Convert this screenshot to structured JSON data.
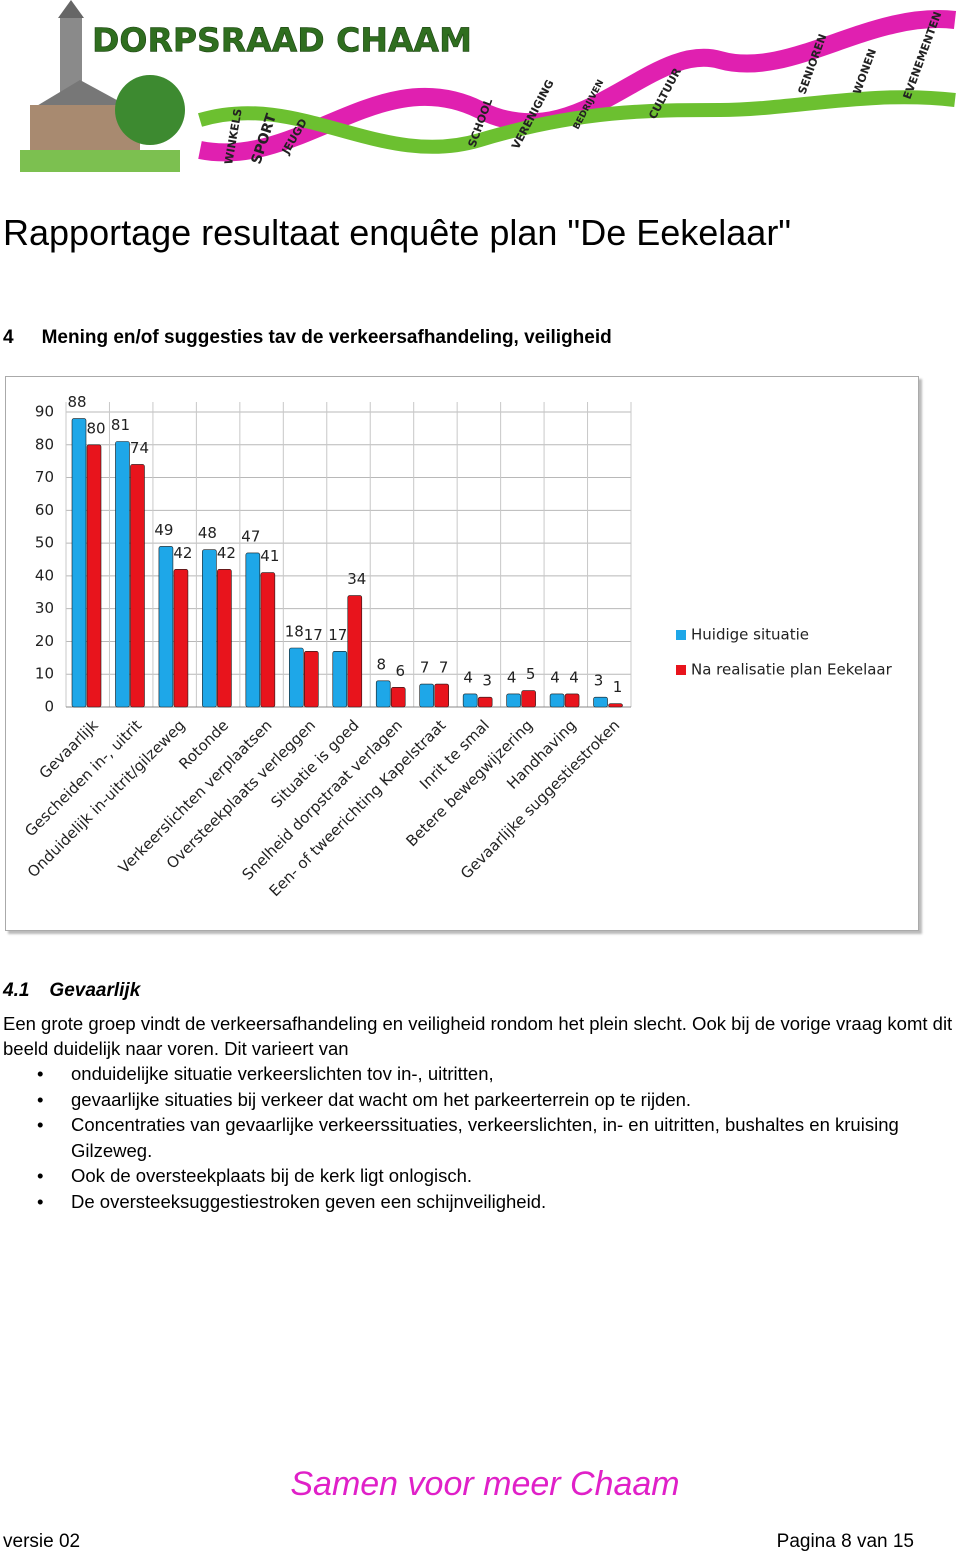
{
  "header": {
    "logo_title": "DORPSRAAD CHAAM",
    "helix_words": [
      "WINKELS",
      "SPORT",
      "JEUGD",
      "SCHOOL",
      "VERENIGING",
      "BEDRIJVEN",
      "CULTUUR",
      "SENIOREN",
      "WONEN",
      "EVENEMENTEN"
    ]
  },
  "page_title": "Rapportage resultaat enquête plan \"De Eekelaar\"",
  "section": {
    "number": "4",
    "title": "Mening en/of suggesties tav de verkeersafhandeling, veiligheid"
  },
  "chart_data": {
    "type": "bar",
    "categories": [
      "Gevaarlijk",
      "Gescheiden in-, uitrit",
      "Onduidelijk in-uitrit/gilzeweg",
      "Rotonde",
      "Verkeerslichten verplaatsen",
      "Oversteekplaats verleggen",
      "Situatie is goed",
      "Snelheid dorpstraat verlagen",
      "Een- of tweerichting Kapelstraat",
      "Inrit te smal",
      "Betere bewegwijzering",
      "Handhaving",
      "Gevaarlijke suggestiestroken"
    ],
    "series": [
      {
        "name": "Huidige situatie",
        "color": "#1ea7e8",
        "values": [
          88,
          81,
          49,
          48,
          47,
          18,
          17,
          8,
          7,
          4,
          4,
          4,
          3
        ]
      },
      {
        "name": "Na realisatie plan Eekelaar",
        "color": "#e8141c",
        "values": [
          80,
          74,
          42,
          42,
          41,
          17,
          34,
          6,
          7,
          3,
          5,
          4,
          1
        ]
      }
    ],
    "ylim": [
      0,
      90
    ],
    "yticks": [
      0,
      10,
      20,
      30,
      40,
      50,
      60,
      70,
      80,
      90
    ],
    "grid": true,
    "legend": "right"
  },
  "subsection": {
    "number": "4.1",
    "title": "Gevaarlijk",
    "paragraph": "Een grote groep vindt de verkeersafhandeling en veiligheid rondom het plein slecht. Ook bij de vorige vraag komt dit beeld duidelijk naar voren. Dit varieert van",
    "bullets": [
      "onduidelijke situatie verkeerslichten tov in-, uitritten,",
      "gevaarlijke situaties bij verkeer dat wacht om het parkeerterrein op te rijden.",
      "Concentraties van gevaarlijke verkeerssituaties, verkeerslichten, in- en uitritten, bushaltes en kruising Gilzeweg.",
      "Ook de oversteekplaats bij de kerk ligt onlogisch.",
      "De oversteeksuggestiestroken geven een schijnveiligheid."
    ]
  },
  "footer": {
    "slogan": "Samen voor meer Chaam",
    "version": "versie 02",
    "page": "Pagina 8 van 15"
  }
}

-------------------------

Aim: Return the material exactly as given, apart from the pictures.

Exercise answer:
Convert this screenshot to structured JSON data.
{
  "header": {
    "logo_title": "DORPSRAAD CHAAM",
    "helix_words": [
      "WINKELS",
      "SPORT",
      "JEUGD",
      "SCHOOL",
      "VERENIGING",
      "BEDRIJVEN",
      "CULTUUR",
      "SENIOREN",
      "WONEN",
      "EVENEMENTEN"
    ]
  },
  "page_title": "Rapportage resultaat enquête plan \"De Eekelaar\"",
  "section": {
    "number": "4",
    "title": "Mening en/of suggesties tav de verkeersafhandeling, veiligheid"
  },
  "chart_data": {
    "type": "bar",
    "categories": [
      "Gevaarlijk",
      "Gescheiden in-, uitrit",
      "Onduidelijk in-uitrit/gilzeweg",
      "Rotonde",
      "Verkeerslichten verplaatsen",
      "Oversteekplaats verleggen",
      "Situatie is goed",
      "Snelheid dorpstraat verlagen",
      "Een- of tweerichting Kapelstraat",
      "Inrit te smal",
      "Betere bewegwijzering",
      "Handhaving",
      "Gevaarlijke suggestiestroken"
    ],
    "series": [
      {
        "name": "Huidige situatie",
        "color": "#1ea7e8",
        "values": [
          88,
          81,
          49,
          48,
          47,
          18,
          17,
          8,
          7,
          4,
          4,
          4,
          3
        ]
      },
      {
        "name": "Na realisatie plan Eekelaar",
        "color": "#e8141c",
        "values": [
          80,
          74,
          42,
          42,
          41,
          17,
          34,
          6,
          7,
          3,
          5,
          4,
          1
        ]
      }
    ],
    "ylim": [
      0,
      90
    ],
    "yticks": [
      0,
      10,
      20,
      30,
      40,
      50,
      60,
      70,
      80,
      90
    ],
    "grid": true,
    "legend": "right"
  },
  "subsection": {
    "number": "4.1",
    "title": "Gevaarlijk",
    "paragraph": "Een grote groep vindt de verkeersafhandeling en veiligheid rondom het plein slecht. Ook bij de vorige vraag komt dit beeld duidelijk naar voren. Dit varieert van",
    "bullets": [
      "onduidelijke situatie verkeerslichten tov in-, uitritten,",
      "gevaarlijke situaties bij verkeer dat wacht om het parkeerterrein op te rijden.",
      "Concentraties van gevaarlijke verkeerssituaties, verkeerslichten, in- en uitritten, bushaltes en kruising Gilzeweg.",
      "Ook de oversteekplaats bij de kerk ligt onlogisch.",
      "De oversteeksuggestiestroken geven een schijnveiligheid."
    ]
  },
  "footer": {
    "slogan": "Samen voor meer Chaam",
    "version": "versie 02",
    "page": "Pagina 8 van 15"
  }
}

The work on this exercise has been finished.